:: Data to process

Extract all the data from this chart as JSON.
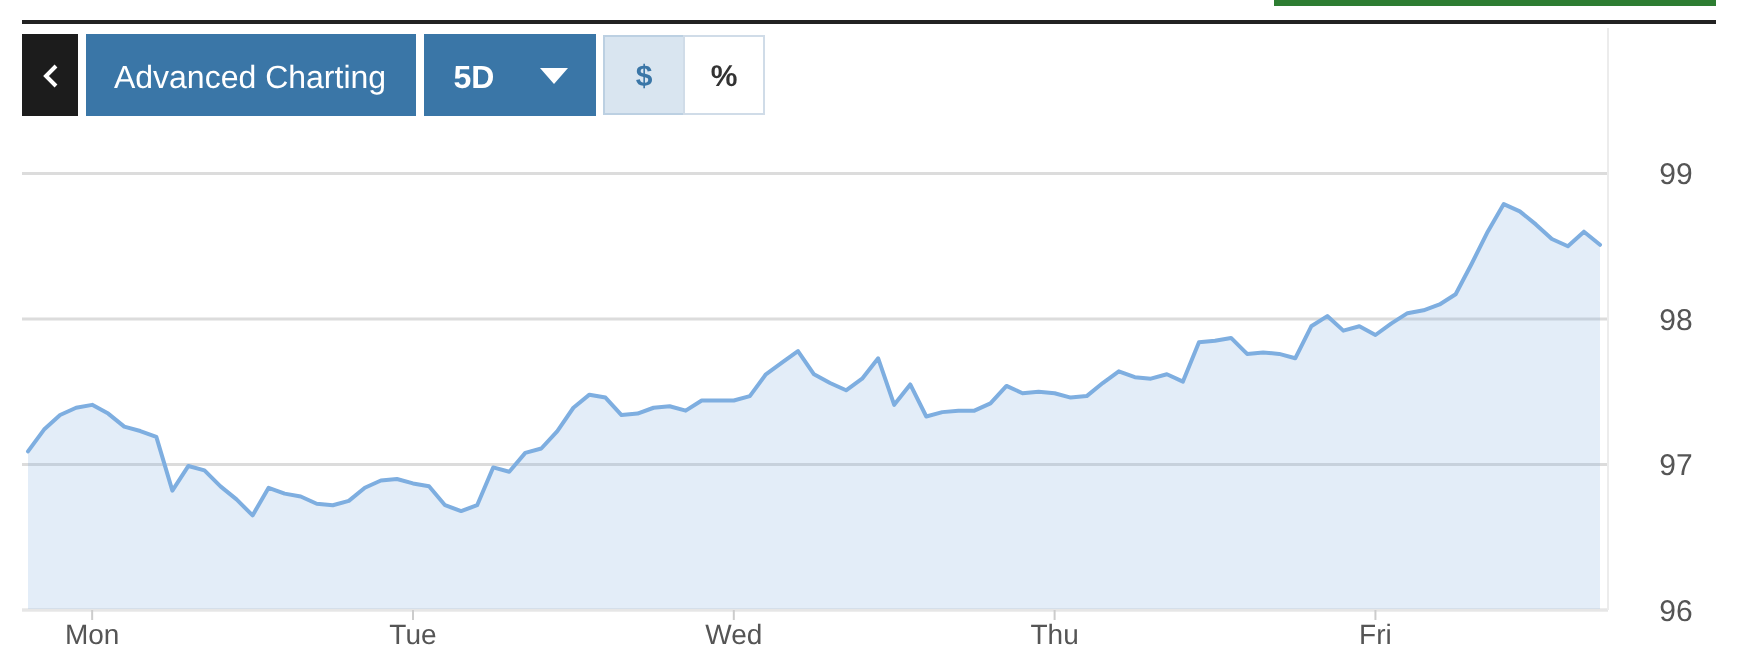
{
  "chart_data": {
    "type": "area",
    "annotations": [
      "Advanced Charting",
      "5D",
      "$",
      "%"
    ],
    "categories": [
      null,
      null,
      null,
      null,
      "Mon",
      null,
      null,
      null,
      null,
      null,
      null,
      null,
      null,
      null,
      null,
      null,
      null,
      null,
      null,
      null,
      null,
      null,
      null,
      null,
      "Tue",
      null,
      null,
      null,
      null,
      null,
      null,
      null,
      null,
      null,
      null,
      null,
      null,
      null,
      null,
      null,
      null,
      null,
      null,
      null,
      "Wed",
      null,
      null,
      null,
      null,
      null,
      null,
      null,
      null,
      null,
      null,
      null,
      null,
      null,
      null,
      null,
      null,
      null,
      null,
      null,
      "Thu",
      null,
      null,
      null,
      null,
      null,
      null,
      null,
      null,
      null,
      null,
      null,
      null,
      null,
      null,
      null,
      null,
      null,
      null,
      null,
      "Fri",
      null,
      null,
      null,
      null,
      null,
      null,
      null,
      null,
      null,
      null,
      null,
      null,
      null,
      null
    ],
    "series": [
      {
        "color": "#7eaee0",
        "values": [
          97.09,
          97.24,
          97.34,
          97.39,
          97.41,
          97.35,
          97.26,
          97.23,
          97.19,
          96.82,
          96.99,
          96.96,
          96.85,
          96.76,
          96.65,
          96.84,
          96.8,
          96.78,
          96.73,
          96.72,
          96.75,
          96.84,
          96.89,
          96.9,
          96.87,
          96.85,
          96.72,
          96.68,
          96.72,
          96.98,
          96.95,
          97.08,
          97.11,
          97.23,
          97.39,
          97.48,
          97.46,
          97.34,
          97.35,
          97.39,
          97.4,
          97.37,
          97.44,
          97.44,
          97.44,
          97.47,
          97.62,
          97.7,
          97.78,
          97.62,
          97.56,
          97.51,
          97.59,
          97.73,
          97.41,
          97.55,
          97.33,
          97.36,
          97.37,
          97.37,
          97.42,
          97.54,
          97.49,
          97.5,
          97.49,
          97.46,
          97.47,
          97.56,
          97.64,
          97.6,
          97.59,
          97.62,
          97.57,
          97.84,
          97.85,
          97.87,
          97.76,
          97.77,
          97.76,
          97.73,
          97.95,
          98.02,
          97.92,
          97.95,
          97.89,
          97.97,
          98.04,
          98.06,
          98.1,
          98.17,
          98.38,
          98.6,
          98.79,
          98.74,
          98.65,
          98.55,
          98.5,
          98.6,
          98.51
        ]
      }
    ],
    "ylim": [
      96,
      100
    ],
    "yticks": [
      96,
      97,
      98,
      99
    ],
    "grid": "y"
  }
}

::::
:: Data to process

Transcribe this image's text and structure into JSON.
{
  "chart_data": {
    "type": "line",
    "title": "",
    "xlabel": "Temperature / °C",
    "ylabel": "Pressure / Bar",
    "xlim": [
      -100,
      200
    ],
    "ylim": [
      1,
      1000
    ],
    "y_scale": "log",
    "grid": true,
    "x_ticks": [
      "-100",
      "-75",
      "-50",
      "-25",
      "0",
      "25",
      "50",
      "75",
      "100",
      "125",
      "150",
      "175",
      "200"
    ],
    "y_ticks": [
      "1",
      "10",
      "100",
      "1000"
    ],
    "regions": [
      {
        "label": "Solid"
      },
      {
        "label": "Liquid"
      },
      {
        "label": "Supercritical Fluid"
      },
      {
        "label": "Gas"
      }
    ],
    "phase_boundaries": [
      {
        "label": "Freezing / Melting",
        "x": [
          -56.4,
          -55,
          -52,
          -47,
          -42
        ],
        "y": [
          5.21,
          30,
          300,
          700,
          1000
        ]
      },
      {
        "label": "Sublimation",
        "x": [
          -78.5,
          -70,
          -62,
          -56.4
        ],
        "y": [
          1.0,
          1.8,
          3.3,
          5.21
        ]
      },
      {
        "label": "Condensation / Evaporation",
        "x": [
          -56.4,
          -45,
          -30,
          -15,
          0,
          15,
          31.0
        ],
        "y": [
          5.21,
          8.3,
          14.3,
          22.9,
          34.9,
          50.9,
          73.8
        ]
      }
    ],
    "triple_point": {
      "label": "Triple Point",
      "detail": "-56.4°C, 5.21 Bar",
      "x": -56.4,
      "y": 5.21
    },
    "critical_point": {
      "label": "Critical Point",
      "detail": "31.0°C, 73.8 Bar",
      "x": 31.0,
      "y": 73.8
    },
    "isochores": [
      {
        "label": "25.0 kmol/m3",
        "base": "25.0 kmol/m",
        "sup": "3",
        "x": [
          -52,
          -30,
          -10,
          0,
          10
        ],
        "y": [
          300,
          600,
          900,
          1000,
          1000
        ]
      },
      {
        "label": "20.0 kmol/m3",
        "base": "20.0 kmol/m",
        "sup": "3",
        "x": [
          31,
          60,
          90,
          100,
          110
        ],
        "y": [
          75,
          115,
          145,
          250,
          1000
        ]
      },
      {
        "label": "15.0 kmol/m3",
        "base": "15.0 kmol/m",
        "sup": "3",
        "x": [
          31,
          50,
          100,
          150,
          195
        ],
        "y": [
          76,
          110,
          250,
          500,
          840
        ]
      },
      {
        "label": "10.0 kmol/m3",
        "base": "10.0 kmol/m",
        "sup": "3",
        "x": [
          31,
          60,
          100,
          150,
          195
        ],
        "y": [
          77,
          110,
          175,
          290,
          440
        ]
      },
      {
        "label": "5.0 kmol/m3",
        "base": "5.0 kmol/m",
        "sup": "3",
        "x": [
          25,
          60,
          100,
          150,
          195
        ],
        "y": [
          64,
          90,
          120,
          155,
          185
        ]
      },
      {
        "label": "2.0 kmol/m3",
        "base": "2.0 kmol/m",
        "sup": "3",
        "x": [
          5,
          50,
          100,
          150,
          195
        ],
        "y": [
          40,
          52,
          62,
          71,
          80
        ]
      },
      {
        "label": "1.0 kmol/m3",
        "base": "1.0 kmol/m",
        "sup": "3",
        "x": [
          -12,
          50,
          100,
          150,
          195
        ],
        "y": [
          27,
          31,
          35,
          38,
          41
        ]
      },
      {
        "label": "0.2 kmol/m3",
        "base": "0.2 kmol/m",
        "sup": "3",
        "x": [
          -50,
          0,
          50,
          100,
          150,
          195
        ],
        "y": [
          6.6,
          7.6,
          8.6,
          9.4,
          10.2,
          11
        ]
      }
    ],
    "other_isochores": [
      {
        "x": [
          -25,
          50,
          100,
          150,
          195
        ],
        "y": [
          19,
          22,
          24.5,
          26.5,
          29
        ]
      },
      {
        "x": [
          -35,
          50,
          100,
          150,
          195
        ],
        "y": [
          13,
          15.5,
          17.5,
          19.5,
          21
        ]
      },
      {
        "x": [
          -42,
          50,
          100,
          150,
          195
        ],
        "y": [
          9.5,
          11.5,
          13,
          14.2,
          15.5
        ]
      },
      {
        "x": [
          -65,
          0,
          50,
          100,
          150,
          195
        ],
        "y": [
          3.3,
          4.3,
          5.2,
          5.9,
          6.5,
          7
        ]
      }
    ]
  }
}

::::

Report back each line of the entries that holds the string "JSON".

→ Reply to the task:
Extract all the data from this chart as JSON.
Transcribe this image's text and structure into JSON.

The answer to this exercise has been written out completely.